**What you should do**
Restate, word for word, all of the material shown below.

**Given entries**
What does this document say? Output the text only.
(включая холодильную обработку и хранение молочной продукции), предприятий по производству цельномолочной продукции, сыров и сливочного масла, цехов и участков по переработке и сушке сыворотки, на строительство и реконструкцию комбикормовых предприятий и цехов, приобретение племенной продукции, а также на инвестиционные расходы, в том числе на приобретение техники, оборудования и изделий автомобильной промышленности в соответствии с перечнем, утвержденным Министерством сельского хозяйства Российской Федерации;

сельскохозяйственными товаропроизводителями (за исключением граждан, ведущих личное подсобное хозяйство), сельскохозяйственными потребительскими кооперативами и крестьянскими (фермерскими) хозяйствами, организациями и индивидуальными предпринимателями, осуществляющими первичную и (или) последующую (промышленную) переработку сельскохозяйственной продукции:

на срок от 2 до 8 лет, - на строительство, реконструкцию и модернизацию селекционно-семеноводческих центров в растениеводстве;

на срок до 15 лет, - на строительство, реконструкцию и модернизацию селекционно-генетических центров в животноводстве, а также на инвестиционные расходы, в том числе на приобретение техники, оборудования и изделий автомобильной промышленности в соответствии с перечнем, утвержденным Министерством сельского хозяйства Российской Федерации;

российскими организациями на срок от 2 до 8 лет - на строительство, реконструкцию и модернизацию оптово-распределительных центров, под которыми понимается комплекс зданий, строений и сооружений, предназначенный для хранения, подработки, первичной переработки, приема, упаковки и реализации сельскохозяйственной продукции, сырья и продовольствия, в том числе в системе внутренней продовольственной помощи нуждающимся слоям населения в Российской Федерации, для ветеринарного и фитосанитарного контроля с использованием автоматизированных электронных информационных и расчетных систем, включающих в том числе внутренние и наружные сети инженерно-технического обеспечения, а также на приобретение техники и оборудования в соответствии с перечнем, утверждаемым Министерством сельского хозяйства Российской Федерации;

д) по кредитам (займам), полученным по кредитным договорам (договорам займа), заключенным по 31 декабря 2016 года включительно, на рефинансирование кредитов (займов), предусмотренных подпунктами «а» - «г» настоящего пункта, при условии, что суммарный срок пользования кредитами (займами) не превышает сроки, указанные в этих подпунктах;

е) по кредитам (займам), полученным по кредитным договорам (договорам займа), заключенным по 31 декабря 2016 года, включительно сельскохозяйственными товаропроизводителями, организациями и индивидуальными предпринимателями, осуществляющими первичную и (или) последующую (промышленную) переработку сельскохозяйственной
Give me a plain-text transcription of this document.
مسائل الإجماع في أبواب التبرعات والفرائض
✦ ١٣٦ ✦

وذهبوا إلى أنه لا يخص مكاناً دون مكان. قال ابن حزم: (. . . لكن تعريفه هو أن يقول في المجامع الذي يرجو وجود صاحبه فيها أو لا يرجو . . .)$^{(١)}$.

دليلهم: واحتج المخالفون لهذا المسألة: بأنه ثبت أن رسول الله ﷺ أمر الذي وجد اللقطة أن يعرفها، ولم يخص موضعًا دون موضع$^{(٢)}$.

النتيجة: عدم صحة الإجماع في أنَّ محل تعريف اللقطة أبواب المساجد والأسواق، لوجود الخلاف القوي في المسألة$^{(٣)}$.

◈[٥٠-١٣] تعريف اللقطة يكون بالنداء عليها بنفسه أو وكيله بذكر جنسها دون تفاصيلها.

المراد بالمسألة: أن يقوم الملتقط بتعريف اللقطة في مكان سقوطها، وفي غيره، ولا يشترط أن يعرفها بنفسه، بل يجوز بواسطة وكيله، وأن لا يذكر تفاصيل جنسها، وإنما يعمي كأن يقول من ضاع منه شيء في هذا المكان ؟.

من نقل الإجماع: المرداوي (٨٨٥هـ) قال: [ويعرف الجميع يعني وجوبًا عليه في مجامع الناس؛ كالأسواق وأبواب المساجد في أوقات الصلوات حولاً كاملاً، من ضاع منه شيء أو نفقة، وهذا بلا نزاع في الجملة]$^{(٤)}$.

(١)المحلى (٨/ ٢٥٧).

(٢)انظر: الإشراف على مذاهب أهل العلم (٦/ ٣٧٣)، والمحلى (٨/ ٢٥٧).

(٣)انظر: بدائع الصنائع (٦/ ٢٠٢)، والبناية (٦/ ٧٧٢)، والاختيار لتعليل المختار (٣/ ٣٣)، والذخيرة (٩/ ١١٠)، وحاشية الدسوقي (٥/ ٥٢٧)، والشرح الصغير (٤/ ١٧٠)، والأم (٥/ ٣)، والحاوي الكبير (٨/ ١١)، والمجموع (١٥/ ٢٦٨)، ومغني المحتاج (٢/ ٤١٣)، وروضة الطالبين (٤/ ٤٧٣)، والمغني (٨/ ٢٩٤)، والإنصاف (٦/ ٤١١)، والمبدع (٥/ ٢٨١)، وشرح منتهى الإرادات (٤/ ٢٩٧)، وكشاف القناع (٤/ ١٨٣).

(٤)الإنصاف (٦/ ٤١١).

**Response below**
What does this document say? Output the text only.
(включая холодильную обработку и хранение молочной продукции), предприятий по производству цельномолочной продукции, сыров и сливочного масла, цехов и участков по переработке и сушке сыворотки, на строительство и реконструкцию комбикормовых предприятий и цехов, приобретение племенной продукции, а также на инвестиционные расходы, в том числе на приобретение техники, оборудования и изделий автомобильной промышленности в соответствии с перечнем, утвержденным Министерством сельского хозяйства Российской Федерации;

сельскохозяйственными товаропроизводителями (за исключением граждан, ведущих личное подсобное хозяйство), сельскохозяйственными потребительскими кооперативами и крестьянскими (фермерскими) хозяйствами, организациями и индивидуальными предпринимателями, осуществляющими первичную и (или) последующую (промышленную) переработку сельскохозяйственной продукции:

на срок от 2 до 8 лет, - на строительство, реконструкцию и модернизацию селекционно-семеноводческих центров в растениеводстве;

на срок до 15 лет, - на строительство, реконструкцию и модернизацию селекционно-генетических центров в животноводстве, а также на инвестиционные расходы, в том числе на приобретение техники, оборудования и изделий автомобильной промышленности в соответствии с перечнем, утвержденным Министерством сельского хозяйства Российской Федерации;

российскими организациями на срок от 2 до 8 лет - на строительство, реконструкцию и модернизацию оптово-распределительных центров, под которыми понимается комплекс зданий, строений и сооружений, предназначенный для хранения, подработки, первичной переработки, приема, упаковки и реализации сельскохозяйственной продукции, сырья и продовольствия, в том числе в системе внутренней продовольственной помощи нуждающимся слоям населения в Российской Федерации, для ветеринарного и фитосанитарного контроля с использованием автоматизированных электронных информационных и расчетных систем, включающих в том числе внутренние и наружные сети инженерно-технического обеспечения, а также на приобретение техники и оборудования в соответствии с перечнем, утверждаемым Министерством сельского хозяйства Российской Федерации;

д) по кредитам (займам), полученным по кредитным договорам (договорам займа), заключенным по 31 декабря 2016 года включительно, на рефинансирование кредитов (займов), предусмотренных подпунктами «а» - «г» настоящего пункта, при условии, что суммарный срок пользования кредитами (займами) не превышает сроки, указанные в этих подпунктах;

е) по кредитам (займам), полученным по кредитным договорам (договорам займа), заключенным по 31 декабря 2016 года, включительно сельскохозяйственными товаропроизводителями, организациями и индивидуальными предпринимателями, осуществляющими первичную и (или) последующую (промышленную) переработку сельскохозяйственной
Give me a plain-text transcription of this document.
مسائل الإجماع في أبواب التبرعات والفرائض
✦ ١٣٦ ✦

وذهبوا إلى أنه لا يخص مكاناً دون مكان. قال ابن حزم: (. . . لكن تعريفه هو أن يقول في المجامع الذي يرجو وجود صاحبه فيها أو لا يرجو . . .)$^{(١)}$.

دليلهم: واحتج المخالفون لهذا المسألة: بأنه ثبت أن رسول الله ﷺ أمر الذي وجد اللقطة أن يعرفها، ولم يخص موضعًا دون موضع$^{(٢)}$.

النتيجة: عدم صحة الإجماع في أنَّ محل تعريف اللقطة أبواب المساجد والأسواق، لوجود الخلاف القوي في المسألة$^{(٣)}$.

◈[٥٠-١٣] تعريف اللقطة يكون بالنداء عليها بنفسه أو وكيله بذكر جنسها دون تفاصيلها.

المراد بالمسألة: أن يقوم الملتقط بتعريف اللقطة في مكان سقوطها، وفي غيره، ولا يشترط أن يعرفها بنفسه، بل يجوز بواسطة وكيله، وأن لا يذكر تفاصيل جنسها، وإنما يعمي كأن يقول من ضاع منه شيء في هذا المكان ؟.

من نقل الإجماع: المرداوي (٨٨٥هـ) قال: [ويعرف الجميع يعني وجوبًا عليه في مجامع الناس؛ كالأسواق وأبواب المساجد في أوقات الصلوات حولاً كاملاً، من ضاع منه شيء أو نفقة، وهذا بلا نزاع في الجملة]$^{(٤)}$.

(١)المحلى (٨/ ٢٥٧).

(٢)انظر: الإشراف على مذاهب أهل العلم (٦/ ٣٧٣)، والمحلى (٨/ ٢٥٧).

(٣)انظر: بدائع الصنائع (٦/ ٢٠٢)، والبناية (٦/ ٧٧٢)، والاختيار لتعليل المختار (٣/ ٣٣)، والذخيرة (٩/ ١١٠)، وحاشية الدسوقي (٥/ ٥٢٧)، والشرح الصغير (٤/ ١٧٠)، والأم (٥/ ٣)، والحاوي الكبير (٨/ ١١)، والمجموع (١٥/ ٢٦٨)، ومغني المحتاج (٢/ ٤١٣)، وروضة الطالبين (٤/ ٤٧٣)، والمغني (٨/ ٢٩٤)، والإنصاف (٦/ ٤١١)، والمبدع (٥/ ٢٨١)، وشرح منتهى الإرادات (٤/ ٢٩٧)، وكشاف القناع (٤/ ١٨٣).

(٤)الإنصاف (٦/ ٤١١).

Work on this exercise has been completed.